## Exercise objective
Write out each line beneath this one exactly as it reads.

— Start Records shown —

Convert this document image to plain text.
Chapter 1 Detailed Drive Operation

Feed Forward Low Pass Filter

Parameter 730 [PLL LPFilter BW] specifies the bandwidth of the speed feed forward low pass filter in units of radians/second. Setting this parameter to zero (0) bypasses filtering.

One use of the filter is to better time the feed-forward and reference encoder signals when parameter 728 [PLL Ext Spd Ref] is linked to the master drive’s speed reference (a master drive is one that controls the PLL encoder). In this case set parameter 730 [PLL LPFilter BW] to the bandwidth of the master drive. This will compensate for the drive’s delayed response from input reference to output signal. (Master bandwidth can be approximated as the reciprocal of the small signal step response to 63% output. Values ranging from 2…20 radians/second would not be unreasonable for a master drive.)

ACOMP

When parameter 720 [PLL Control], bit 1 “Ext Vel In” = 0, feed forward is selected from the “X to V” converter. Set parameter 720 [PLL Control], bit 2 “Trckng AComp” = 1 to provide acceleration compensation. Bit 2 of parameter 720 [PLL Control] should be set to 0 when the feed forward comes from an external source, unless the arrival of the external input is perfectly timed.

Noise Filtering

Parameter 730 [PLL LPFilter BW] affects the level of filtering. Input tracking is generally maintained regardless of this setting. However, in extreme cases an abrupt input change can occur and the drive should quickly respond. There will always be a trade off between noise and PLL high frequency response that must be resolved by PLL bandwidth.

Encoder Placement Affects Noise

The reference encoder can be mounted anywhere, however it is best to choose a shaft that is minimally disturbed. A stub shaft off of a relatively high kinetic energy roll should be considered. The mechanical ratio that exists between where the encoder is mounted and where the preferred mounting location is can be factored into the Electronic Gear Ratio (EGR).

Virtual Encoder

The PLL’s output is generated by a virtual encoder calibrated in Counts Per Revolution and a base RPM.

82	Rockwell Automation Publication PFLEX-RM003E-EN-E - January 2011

— End Records shown —

## Result of this exercise
Convert this document image to plain text.
Chapter 1 Detailed Drive Operation

Feed Forward Low Pass Filter

Parameter 730 [PLL LPFilter BW] specifies the bandwidth of the speed feed forward low pass filter in units of radians/second. Setting this parameter to zero (0) bypasses filtering.

One use of the filter is to better time the feed-forward and reference encoder signals when parameter 728 [PLL Ext Spd Ref] is linked to the master drive’s speed reference (a master drive is one that controls the PLL encoder). In this case set parameter 730 [PLL LPFilter BW] to the bandwidth of the master drive. This will compensate for the drive’s delayed response from input reference to output signal. (Master bandwidth can be approximated as the reciprocal of the small signal step response to 63% output. Values ranging from 2…20 radians/second would not be unreasonable for a master drive.)

ACOMP

When parameter 720 [PLL Control], bit 1 “Ext Vel In” = 0, feed forward is selected from the “X to V” converter. Set parameter 720 [PLL Control], bit 2 “Trckng AComp” = 1 to provide acceleration compensation. Bit 2 of parameter 720 [PLL Control] should be set to 0 when the feed forward comes from an external source, unless the arrival of the external input is perfectly timed.

Noise Filtering

Parameter 730 [PLL LPFilter BW] affects the level of filtering. Input tracking is generally maintained regardless of this setting. However, in extreme cases an abrupt input change can occur and the drive should quickly respond. There will always be a trade off between noise and PLL high frequency response that must be resolved by PLL bandwidth.

Encoder Placement Affects Noise

The reference encoder can be mounted anywhere, however it is best to choose a shaft that is minimally disturbed. A stub shaft off of a relatively high kinetic energy roll should be considered. The mechanical ratio that exists between where the encoder is mounted and where the preferred mounting location is can be factored into the Electronic Gear Ratio (EGR).

Virtual Encoder

The PLL’s output is generated by a virtual encoder calibrated in Counts Per Revolution and a base RPM.

82	Rockwell Automation Publication PFLEX-RM003E-EN-E - January 2011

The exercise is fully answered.